* [What this task involves]:
List, from the lines below, each one with "text" in it.

** start of Excerpted data **

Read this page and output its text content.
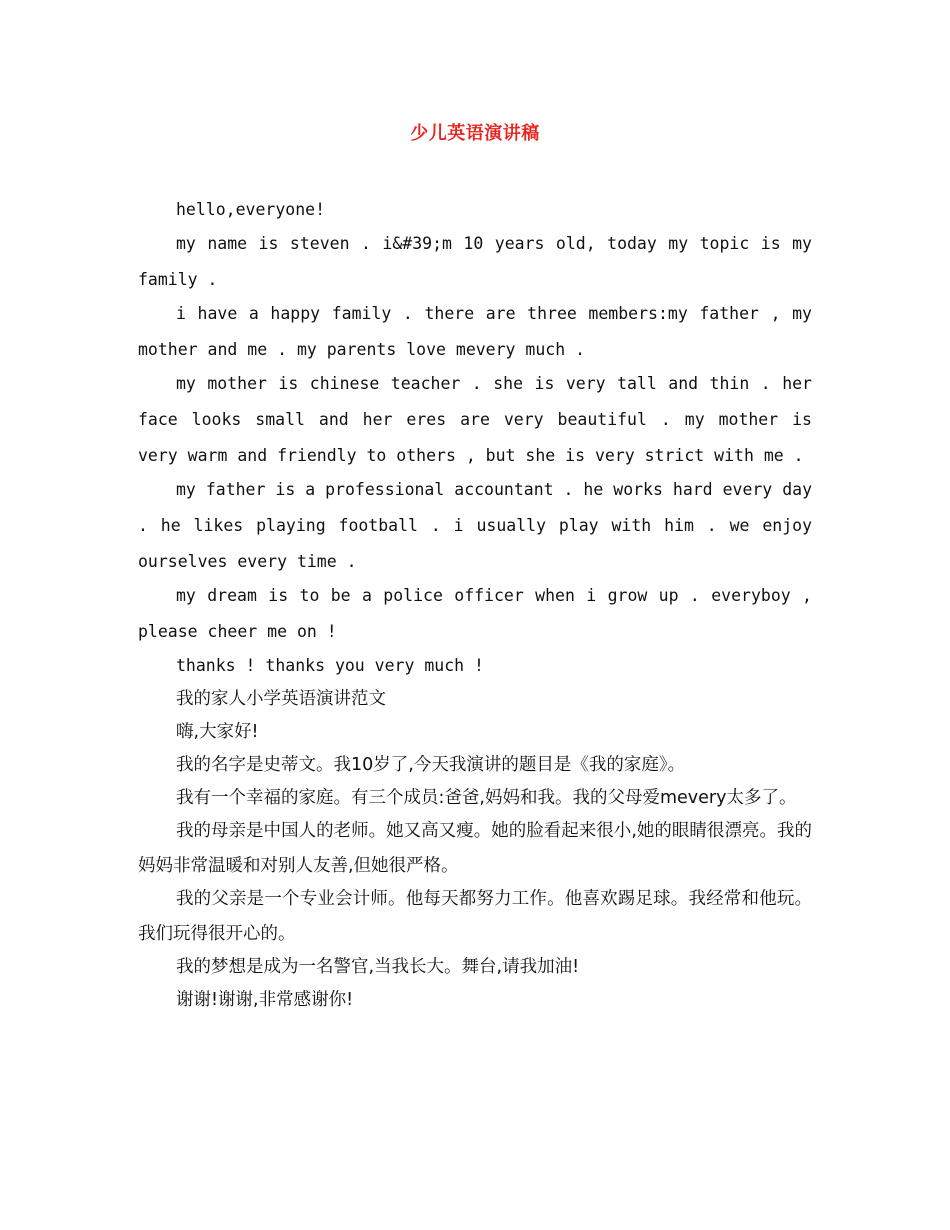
少儿英语演讲稿

hello,everyone!

my name is steven . i&#39;m 10 years old, today my topic is my family .

i have a happy family . there are three members:my father , my mother and me . my parents love mevery much .

my mother is chinese teacher . she is very tall and thin . her face looks small and her eres are very beautiful . my mother is very warm and friendly to others , but she is very strict with me .

my father is a professional accountant . he works hard every day . he likes playing football . i usually play with him . we enjoy ourselves every time .

my dream is to be a police officer when i grow up . everyboy , please cheer me on !

thanks ! thanks you very much !

我的家人小学英语演讲范文

嗨,大家好!

我的名字是史蒂文。我10岁了,今天我演讲的题目是《我的家庭》。

我有一个幸福的家庭。有三个成员:爸爸,妈妈和我。我的父母爱mevery太多了。

我的母亲是中国人的老师。她又高又瘦。她的脸看起来很小,她的眼睛很漂亮。我的妈妈非常温暖和对别人友善,但她很严格。

我的父亲是一个专业会计师。他每天都努力工作。他喜欢踢足球。我经常和他玩。我们玩得很开心的。

我的梦想是成为一名警官,当我长大。舞台,请我加油!

谢谢!谢谢,非常感谢你!
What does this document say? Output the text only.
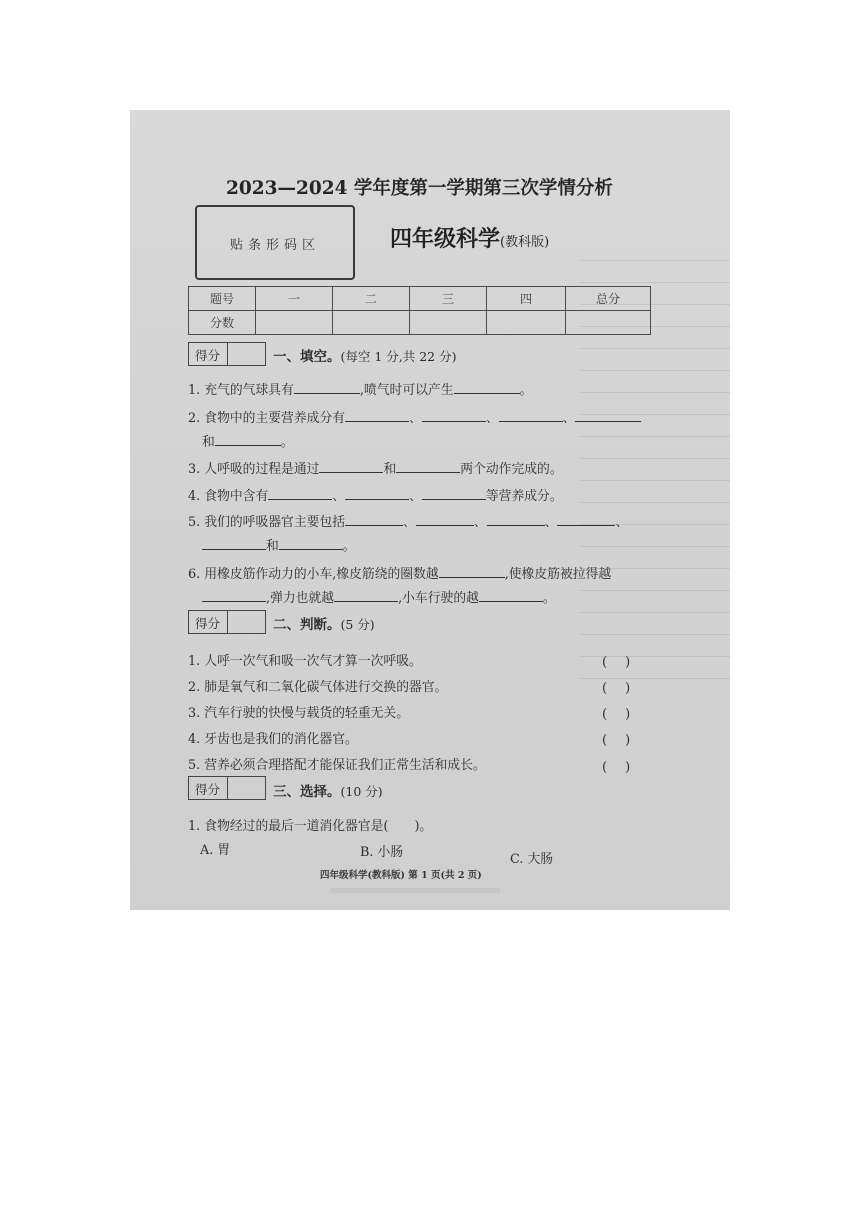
2023—2024 学年度第一学期第三次学情分析
贴条形码区	四年级科学(教科版)
题号	一	二	三	四	总分
分数					
得分	一、填空。(每空 1 分,共 22 分)
1. 充气的气球具有	,喷气时可以产生	。
2. 食物中的主要营养成分有	、	、	、
和	。
3. 人呼吸的过程是通过	和	两个动作完成的。
4. 食物中含有	、	、	等营养成分。
5. 我们的呼吸器官主要包括	、	、	、	、
和	。
6. 用橡皮筋作动力的小车,橡皮筋绕的圈数越	,使橡皮筋被拉得越
,弹力也就越	,小车行驶的越	。
得分	二、判断。(5 分)
1. 人呼一次气和吸一次气才算一次呼吸。	()
2. 肺是氧气和二氧化碳气体进行交换的器官。	()
3. 汽车行驶的快慢与载货的轻重无关。	()
4. 牙齿也是我们的消化器官。	()
5. 营养必须合理搭配才能保证我们正常生活和成长。	()
得分	三、选择。(10 分)
1. 食物经过的最后一道消化器官是( )。
A. 胃	B. 小肠	C. 大肠
四年级科学(教科版) 第 1 页(共 2 页)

** end of Excerpted data **

* [Result for this exercise]:
Read this page and output its text content.
What does this document say? Output the text only.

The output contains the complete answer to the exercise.